Written exercise
Reproduce the entries exactly.

Data shown
::::

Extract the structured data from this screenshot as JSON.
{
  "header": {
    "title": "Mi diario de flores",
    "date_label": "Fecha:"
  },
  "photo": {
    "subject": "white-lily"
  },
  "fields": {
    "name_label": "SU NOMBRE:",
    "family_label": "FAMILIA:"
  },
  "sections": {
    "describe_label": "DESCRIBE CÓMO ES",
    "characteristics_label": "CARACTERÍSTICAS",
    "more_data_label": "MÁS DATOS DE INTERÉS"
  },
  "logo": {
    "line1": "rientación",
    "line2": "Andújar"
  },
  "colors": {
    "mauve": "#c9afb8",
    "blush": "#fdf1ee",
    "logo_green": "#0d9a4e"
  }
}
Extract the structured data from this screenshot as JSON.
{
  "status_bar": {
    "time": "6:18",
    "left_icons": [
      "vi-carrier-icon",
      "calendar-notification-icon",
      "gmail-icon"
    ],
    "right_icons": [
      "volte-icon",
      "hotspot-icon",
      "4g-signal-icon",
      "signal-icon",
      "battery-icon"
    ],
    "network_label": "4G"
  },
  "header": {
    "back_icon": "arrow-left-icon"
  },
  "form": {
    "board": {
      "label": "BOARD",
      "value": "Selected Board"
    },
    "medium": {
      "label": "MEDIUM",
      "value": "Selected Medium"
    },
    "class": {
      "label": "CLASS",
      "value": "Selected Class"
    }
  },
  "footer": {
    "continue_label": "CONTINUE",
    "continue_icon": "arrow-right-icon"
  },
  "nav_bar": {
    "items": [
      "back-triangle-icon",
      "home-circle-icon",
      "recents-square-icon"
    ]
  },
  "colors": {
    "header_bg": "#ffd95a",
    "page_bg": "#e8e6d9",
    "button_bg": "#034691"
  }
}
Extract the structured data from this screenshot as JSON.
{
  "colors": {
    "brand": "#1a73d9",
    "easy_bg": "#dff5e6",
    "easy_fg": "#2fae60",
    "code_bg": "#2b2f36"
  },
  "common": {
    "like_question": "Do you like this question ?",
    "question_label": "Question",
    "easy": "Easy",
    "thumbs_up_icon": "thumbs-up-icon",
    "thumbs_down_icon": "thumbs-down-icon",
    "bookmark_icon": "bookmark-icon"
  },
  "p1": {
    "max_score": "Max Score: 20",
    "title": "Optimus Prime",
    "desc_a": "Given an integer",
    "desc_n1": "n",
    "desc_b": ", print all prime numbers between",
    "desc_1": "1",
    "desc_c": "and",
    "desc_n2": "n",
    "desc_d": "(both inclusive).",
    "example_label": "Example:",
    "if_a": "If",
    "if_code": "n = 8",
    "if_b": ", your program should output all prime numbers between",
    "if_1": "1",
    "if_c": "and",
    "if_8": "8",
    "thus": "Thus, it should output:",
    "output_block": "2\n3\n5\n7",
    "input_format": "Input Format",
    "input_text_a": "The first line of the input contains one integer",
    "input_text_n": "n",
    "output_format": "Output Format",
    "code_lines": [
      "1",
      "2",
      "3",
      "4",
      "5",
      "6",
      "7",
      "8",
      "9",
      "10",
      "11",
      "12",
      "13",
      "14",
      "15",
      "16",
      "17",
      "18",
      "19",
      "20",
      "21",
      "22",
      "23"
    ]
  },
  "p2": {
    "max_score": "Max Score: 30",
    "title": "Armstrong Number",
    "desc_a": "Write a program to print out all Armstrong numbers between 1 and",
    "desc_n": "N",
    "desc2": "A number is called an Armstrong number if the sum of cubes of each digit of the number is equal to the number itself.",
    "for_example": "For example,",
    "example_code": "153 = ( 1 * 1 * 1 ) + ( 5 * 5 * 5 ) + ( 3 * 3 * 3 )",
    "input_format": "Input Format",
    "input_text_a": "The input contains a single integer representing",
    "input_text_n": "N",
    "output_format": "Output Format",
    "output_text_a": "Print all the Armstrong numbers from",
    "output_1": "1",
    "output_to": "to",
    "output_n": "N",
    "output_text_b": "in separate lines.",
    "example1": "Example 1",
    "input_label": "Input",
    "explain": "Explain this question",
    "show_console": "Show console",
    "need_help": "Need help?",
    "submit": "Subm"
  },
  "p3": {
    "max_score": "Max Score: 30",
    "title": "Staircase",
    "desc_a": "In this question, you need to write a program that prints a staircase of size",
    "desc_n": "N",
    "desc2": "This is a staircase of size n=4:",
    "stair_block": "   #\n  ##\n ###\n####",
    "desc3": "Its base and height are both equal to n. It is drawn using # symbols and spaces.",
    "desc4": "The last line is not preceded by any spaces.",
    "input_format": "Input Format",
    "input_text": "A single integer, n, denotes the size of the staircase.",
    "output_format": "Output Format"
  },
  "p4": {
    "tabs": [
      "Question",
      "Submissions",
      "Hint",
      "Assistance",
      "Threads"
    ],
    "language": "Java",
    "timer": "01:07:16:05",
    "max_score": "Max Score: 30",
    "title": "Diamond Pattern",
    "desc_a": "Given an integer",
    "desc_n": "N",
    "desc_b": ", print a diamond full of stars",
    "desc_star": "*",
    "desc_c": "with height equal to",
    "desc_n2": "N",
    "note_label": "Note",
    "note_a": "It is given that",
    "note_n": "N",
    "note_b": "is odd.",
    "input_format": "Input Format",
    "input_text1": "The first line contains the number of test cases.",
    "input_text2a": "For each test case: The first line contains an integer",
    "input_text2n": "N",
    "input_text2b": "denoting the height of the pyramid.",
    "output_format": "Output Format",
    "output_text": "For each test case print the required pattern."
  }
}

::::

In response
Extract the structured data from this screenshot as JSON.
{
  "header": {
    "title": "Mi diario de flores",
    "date_label": "Fecha:"
  },
  "photo": {
    "subject": "white-lily"
  },
  "fields": {
    "name_label": "SU NOMBRE:",
    "family_label": "FAMILIA:"
  },
  "sections": {
    "describe_label": "DESCRIBE CÓMO ES",
    "characteristics_label": "CARACTERÍSTICAS",
    "more_data_label": "MÁS DATOS DE INTERÉS"
  },
  "logo": {
    "line1": "rientación",
    "line2": "Andújar"
  },
  "colors": {
    "mauve": "#c9afb8",
    "blush": "#fdf1ee",
    "logo_green": "#0d9a4e"
  }
}
Extract the structured data from this screenshot as JSON.
{
  "status_bar": {
    "time": "6:18",
    "left_icons": [
      "vi-carrier-icon",
      "calendar-notification-icon",
      "gmail-icon"
    ],
    "right_icons": [
      "volte-icon",
      "hotspot-icon",
      "4g-signal-icon",
      "signal-icon",
      "battery-icon"
    ],
    "network_label": "4G"
  },
  "header": {
    "back_icon": "arrow-left-icon"
  },
  "form": {
    "board": {
      "label": "BOARD",
      "value": "Selected Board"
    },
    "medium": {
      "label": "MEDIUM",
      "value": "Selected Medium"
    },
    "class": {
      "label": "CLASS",
      "value": "Selected Class"
    }
  },
  "footer": {
    "continue_label": "CONTINUE",
    "continue_icon": "arrow-right-icon"
  },
  "nav_bar": {
    "items": [
      "back-triangle-icon",
      "home-circle-icon",
      "recents-square-icon"
    ]
  },
  "colors": {
    "header_bg": "#ffd95a",
    "page_bg": "#e8e6d9",
    "button_bg": "#034691"
  }
}
Extract the structured data from this screenshot as JSON.
{
  "colors": {
    "brand": "#1a73d9",
    "easy_bg": "#dff5e6",
    "easy_fg": "#2fae60",
    "code_bg": "#2b2f36"
  },
  "common": {
    "like_question": "Do you like this question ?",
    "question_label": "Question",
    "easy": "Easy",
    "thumbs_up_icon": "thumbs-up-icon",
    "thumbs_down_icon": "thumbs-down-icon",
    "bookmark_icon": "bookmark-icon"
  },
  "p1": {
    "max_score": "Max Score: 20",
    "title": "Optimus Prime",
    "desc_a": "Given an integer",
    "desc_n1": "n",
    "desc_b": ", print all prime numbers between",
    "desc_1": "1",
    "desc_c": "and",
    "desc_n2": "n",
    "desc_d": "(both inclusive).",
    "example_label": "Example:",
    "if_a": "If",
    "if_code": "n = 8",
    "if_b": ", your program should output all prime numbers between",
    "if_1": "1",
    "if_c": "and",
    "if_8": "8",
    "thus": "Thus, it should output:",
    "output_block": "2\n3\n5\n7",
    "input_format": "Input Format",
    "input_text_a": "The first line of the input contains one integer",
    "input_text_n": "n",
    "output_format": "Output Format",
    "code_lines": [
      "1",
      "2",
      "3",
      "4",
      "5",
      "6",
      "7",
      "8",
      "9",
      "10",
      "11",
      "12",
      "13",
      "14",
      "15",
      "16",
      "17",
      "18",
      "19",
      "20",
      "21",
      "22",
      "23"
    ]
  },
  "p2": {
    "max_score": "Max Score: 30",
    "title": "Armstrong Number",
    "desc_a": "Write a program to print out all Armstrong numbers between 1 and",
    "desc_n": "N",
    "desc2": "A number is called an Armstrong number if the sum of cubes of each digit of the number is equal to the number itself.",
    "for_example": "For example,",
    "example_code": "153 = ( 1 * 1 * 1 ) + ( 5 * 5 * 5 ) + ( 3 * 3 * 3 )",
    "input_format": "Input Format",
    "input_text_a": "The input contains a single integer representing",
    "input_text_n": "N",
    "output_format": "Output Format",
    "output_text_a": "Print all the Armstrong numbers from",
    "output_1": "1",
    "output_to": "to",
    "output_n": "N",
    "output_text_b": "in separate lines.",
    "example1": "Example 1",
    "input_label": "Input",
    "explain": "Explain this question",
    "show_console": "Show console",
    "need_help": "Need help?",
    "submit": "Subm"
  },
  "p3": {
    "max_score": "Max Score: 30",
    "title": "Staircase",
    "desc_a": "In this question, you need to write a program that prints a staircase of size",
    "desc_n": "N",
    "desc2": "This is a staircase of size n=4:",
    "stair_block": "   #\n  ##\n ###\n####",
    "desc3": "Its base and height are both equal to n. It is drawn using # symbols and spaces.",
    "desc4": "The last line is not preceded by any spaces.",
    "input_format": "Input Format",
    "input_text": "A single integer, n, denotes the size of the staircase.",
    "output_format": "Output Format"
  },
  "p4": {
    "tabs": [
      "Question",
      "Submissions",
      "Hint",
      "Assistance",
      "Threads"
    ],
    "language": "Java",
    "timer": "01:07:16:05",
    "max_score": "Max Score: 30",
    "title": "Diamond Pattern",
    "desc_a": "Given an integer",
    "desc_n": "N",
    "desc_b": ", print a diamond full of stars",
    "desc_star": "*",
    "desc_c": "with height equal to",
    "desc_n2": "N",
    "note_label": "Note",
    "note_a": "It is given that",
    "note_n": "N",
    "note_b": "is odd.",
    "input_format": "Input Format",
    "input_text1": "The first line contains the number of test cases.",
    "input_text2a": "For each test case: The first line contains an integer",
    "input_text2n": "N",
    "input_text2b": "denoting the height of the pyramid.",
    "output_format": "Output Format",
    "output_text": "For each test case print the required pattern."
  }
}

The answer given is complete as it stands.